**WHAT THE TASK REQUIRES**
Print the records again, character for character.

Excerpts from a figure dataset
::::::::
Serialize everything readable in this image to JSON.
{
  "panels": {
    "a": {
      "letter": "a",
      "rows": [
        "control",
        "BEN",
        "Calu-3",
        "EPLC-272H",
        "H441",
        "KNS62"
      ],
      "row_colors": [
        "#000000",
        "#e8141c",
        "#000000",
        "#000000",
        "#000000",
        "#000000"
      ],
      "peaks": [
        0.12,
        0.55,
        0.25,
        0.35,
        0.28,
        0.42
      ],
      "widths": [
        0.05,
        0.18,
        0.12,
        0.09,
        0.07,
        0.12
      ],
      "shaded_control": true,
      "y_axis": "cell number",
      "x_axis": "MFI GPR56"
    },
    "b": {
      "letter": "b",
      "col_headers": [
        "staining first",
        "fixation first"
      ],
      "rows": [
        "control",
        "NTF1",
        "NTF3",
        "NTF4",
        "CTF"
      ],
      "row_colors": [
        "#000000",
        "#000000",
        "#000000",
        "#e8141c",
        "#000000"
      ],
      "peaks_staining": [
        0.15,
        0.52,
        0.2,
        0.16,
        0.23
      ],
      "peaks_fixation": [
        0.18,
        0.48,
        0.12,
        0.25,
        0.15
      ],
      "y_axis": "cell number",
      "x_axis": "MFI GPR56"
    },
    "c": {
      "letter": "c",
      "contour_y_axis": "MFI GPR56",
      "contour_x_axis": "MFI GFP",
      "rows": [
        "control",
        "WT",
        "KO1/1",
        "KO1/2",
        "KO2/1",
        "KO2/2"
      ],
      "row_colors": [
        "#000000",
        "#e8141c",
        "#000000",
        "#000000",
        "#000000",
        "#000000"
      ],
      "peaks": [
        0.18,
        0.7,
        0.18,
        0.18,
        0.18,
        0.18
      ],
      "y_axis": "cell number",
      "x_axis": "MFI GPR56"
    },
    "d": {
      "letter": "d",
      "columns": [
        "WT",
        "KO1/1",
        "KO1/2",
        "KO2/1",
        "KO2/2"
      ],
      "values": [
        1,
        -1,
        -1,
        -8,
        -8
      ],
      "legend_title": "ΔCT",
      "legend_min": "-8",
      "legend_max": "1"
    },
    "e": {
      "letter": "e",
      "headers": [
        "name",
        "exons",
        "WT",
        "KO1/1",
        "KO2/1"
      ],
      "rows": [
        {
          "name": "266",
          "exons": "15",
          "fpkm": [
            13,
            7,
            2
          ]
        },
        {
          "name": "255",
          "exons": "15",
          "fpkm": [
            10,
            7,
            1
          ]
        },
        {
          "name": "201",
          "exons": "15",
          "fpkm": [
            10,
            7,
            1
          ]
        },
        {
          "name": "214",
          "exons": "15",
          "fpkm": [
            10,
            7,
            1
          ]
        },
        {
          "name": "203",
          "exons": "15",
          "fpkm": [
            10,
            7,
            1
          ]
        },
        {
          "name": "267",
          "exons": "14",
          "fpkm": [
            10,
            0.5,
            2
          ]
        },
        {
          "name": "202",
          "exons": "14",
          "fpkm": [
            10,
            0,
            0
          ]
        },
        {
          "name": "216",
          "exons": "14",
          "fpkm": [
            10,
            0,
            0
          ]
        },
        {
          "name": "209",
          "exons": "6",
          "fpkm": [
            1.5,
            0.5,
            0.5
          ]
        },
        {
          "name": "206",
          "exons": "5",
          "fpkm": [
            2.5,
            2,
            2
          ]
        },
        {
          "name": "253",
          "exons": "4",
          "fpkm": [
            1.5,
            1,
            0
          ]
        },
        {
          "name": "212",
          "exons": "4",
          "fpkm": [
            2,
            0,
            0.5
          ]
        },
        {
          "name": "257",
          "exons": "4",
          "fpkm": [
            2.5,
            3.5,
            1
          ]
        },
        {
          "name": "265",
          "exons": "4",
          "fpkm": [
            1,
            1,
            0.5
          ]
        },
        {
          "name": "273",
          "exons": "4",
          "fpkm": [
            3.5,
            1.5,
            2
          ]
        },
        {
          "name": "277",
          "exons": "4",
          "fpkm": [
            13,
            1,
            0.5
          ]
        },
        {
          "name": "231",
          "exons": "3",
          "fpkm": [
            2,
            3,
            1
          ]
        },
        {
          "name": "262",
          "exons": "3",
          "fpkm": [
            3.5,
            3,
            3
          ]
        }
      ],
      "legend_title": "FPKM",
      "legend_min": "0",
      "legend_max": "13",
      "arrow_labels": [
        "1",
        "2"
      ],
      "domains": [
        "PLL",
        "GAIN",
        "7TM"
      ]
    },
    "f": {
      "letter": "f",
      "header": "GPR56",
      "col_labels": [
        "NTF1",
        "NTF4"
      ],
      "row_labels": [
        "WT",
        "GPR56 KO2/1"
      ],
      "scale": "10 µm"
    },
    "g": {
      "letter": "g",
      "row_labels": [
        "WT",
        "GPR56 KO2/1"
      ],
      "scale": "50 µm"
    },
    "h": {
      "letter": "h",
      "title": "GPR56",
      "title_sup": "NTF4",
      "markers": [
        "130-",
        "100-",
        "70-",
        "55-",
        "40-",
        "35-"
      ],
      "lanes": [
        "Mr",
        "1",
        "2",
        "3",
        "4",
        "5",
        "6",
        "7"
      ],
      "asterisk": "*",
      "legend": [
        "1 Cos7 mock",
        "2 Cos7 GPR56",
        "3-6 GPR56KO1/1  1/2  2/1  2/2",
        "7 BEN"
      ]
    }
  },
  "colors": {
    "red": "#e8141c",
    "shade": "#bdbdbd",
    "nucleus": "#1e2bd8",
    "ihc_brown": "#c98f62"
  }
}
::::::::
**TASK RESULT**
Serialize everything readable in this image to JSON.
{
  "panels": {
    "a": {
      "letter": "a",
      "rows": [
        "control",
        "BEN",
        "Calu-3",
        "EPLC-272H",
        "H441",
        "KNS62"
      ],
      "row_colors": [
        "#000000",
        "#e8141c",
        "#000000",
        "#000000",
        "#000000",
        "#000000"
      ],
      "peaks": [
        0.12,
        0.55,
        0.25,
        0.35,
        0.28,
        0.42
      ],
      "widths": [
        0.05,
        0.18,
        0.12,
        0.09,
        0.07,
        0.12
      ],
      "shaded_control": true,
      "y_axis": "cell number",
      "x_axis": "MFI GPR56"
    },
    "b": {
      "letter": "b",
      "col_headers": [
        "staining first",
        "fixation first"
      ],
      "rows": [
        "control",
        "NTF1",
        "NTF3",
        "NTF4",
        "CTF"
      ],
      "row_colors": [
        "#000000",
        "#000000",
        "#000000",
        "#e8141c",
        "#000000"
      ],
      "peaks_staining": [
        0.15,
        0.52,
        0.2,
        0.16,
        0.23
      ],
      "peaks_fixation": [
        0.18,
        0.48,
        0.12,
        0.25,
        0.15
      ],
      "y_axis": "cell number",
      "x_axis": "MFI GPR56"
    },
    "c": {
      "letter": "c",
      "contour_y_axis": "MFI GPR56",
      "contour_x_axis": "MFI GFP",
      "rows": [
        "control",
        "WT",
        "KO1/1",
        "KO1/2",
        "KO2/1",
        "KO2/2"
      ],
      "row_colors": [
        "#000000",
        "#e8141c",
        "#000000",
        "#000000",
        "#000000",
        "#000000"
      ],
      "peaks": [
        0.18,
        0.7,
        0.18,
        0.18,
        0.18,
        0.18
      ],
      "y_axis": "cell number",
      "x_axis": "MFI GPR56"
    },
    "d": {
      "letter": "d",
      "columns": [
        "WT",
        "KO1/1",
        "KO1/2",
        "KO2/1",
        "KO2/2"
      ],
      "values": [
        1,
        -1,
        -1,
        -8,
        -8
      ],
      "legend_title": "ΔCT",
      "legend_min": "-8",
      "legend_max": "1"
    },
    "e": {
      "letter": "e",
      "headers": [
        "name",
        "exons",
        "WT",
        "KO1/1",
        "KO2/1"
      ],
      "rows": [
        {
          "name": "266",
          "exons": "15",
          "fpkm": [
            13,
            7,
            2
          ]
        },
        {
          "name": "255",
          "exons": "15",
          "fpkm": [
            10,
            7,
            1
          ]
        },
        {
          "name": "201",
          "exons": "15",
          "fpkm": [
            10,
            7,
            1
          ]
        },
        {
          "name": "214",
          "exons": "15",
          "fpkm": [
            10,
            7,
            1
          ]
        },
        {
          "name": "203",
          "exons": "15",
          "fpkm": [
            10,
            7,
            1
          ]
        },
        {
          "name": "267",
          "exons": "14",
          "fpkm": [
            10,
            0.5,
            2
          ]
        },
        {
          "name": "202",
          "exons": "14",
          "fpkm": [
            10,
            0,
            0
          ]
        },
        {
          "name": "216",
          "exons": "14",
          "fpkm": [
            10,
            0,
            0
          ]
        },
        {
          "name": "209",
          "exons": "6",
          "fpkm": [
            1.5,
            0.5,
            0.5
          ]
        },
        {
          "name": "206",
          "exons": "5",
          "fpkm": [
            2.5,
            2,
            2
          ]
        },
        {
          "name": "253",
          "exons": "4",
          "fpkm": [
            1.5,
            1,
            0
          ]
        },
        {
          "name": "212",
          "exons": "4",
          "fpkm": [
            2,
            0,
            0.5
          ]
        },
        {
          "name": "257",
          "exons": "4",
          "fpkm": [
            2.5,
            3.5,
            1
          ]
        },
        {
          "name": "265",
          "exons": "4",
          "fpkm": [
            1,
            1,
            0.5
          ]
        },
        {
          "name": "273",
          "exons": "4",
          "fpkm": [
            3.5,
            1.5,
            2
          ]
        },
        {
          "name": "277",
          "exons": "4",
          "fpkm": [
            13,
            1,
            0.5
          ]
        },
        {
          "name": "231",
          "exons": "3",
          "fpkm": [
            2,
            3,
            1
          ]
        },
        {
          "name": "262",
          "exons": "3",
          "fpkm": [
            3.5,
            3,
            3
          ]
        }
      ],
      "legend_title": "FPKM",
      "legend_min": "0",
      "legend_max": "13",
      "arrow_labels": [
        "1",
        "2"
      ],
      "domains": [
        "PLL",
        "GAIN",
        "7TM"
      ]
    },
    "f": {
      "letter": "f",
      "header": "GPR56",
      "col_labels": [
        "NTF1",
        "NTF4"
      ],
      "row_labels": [
        "WT",
        "GPR56 KO2/1"
      ],
      "scale": "10 µm"
    },
    "g": {
      "letter": "g",
      "row_labels": [
        "WT",
        "GPR56 KO2/1"
      ],
      "scale": "50 µm"
    },
    "h": {
      "letter": "h",
      "title": "GPR56",
      "title_sup": "NTF4",
      "markers": [
        "130-",
        "100-",
        "70-",
        "55-",
        "40-",
        "35-"
      ],
      "lanes": [
        "Mr",
        "1",
        "2",
        "3",
        "4",
        "5",
        "6",
        "7"
      ],
      "asterisk": "*",
      "legend": [
        "1 Cos7 mock",
        "2 Cos7 GPR56",
        "3-6 GPR56KO1/1  1/2  2/1  2/2",
        "7 BEN"
      ]
    }
  },
  "colors": {
    "red": "#e8141c",
    "shade": "#bdbdbd",
    "nucleus": "#1e2bd8",
    "ihc_brown": "#c98f62"
  }
}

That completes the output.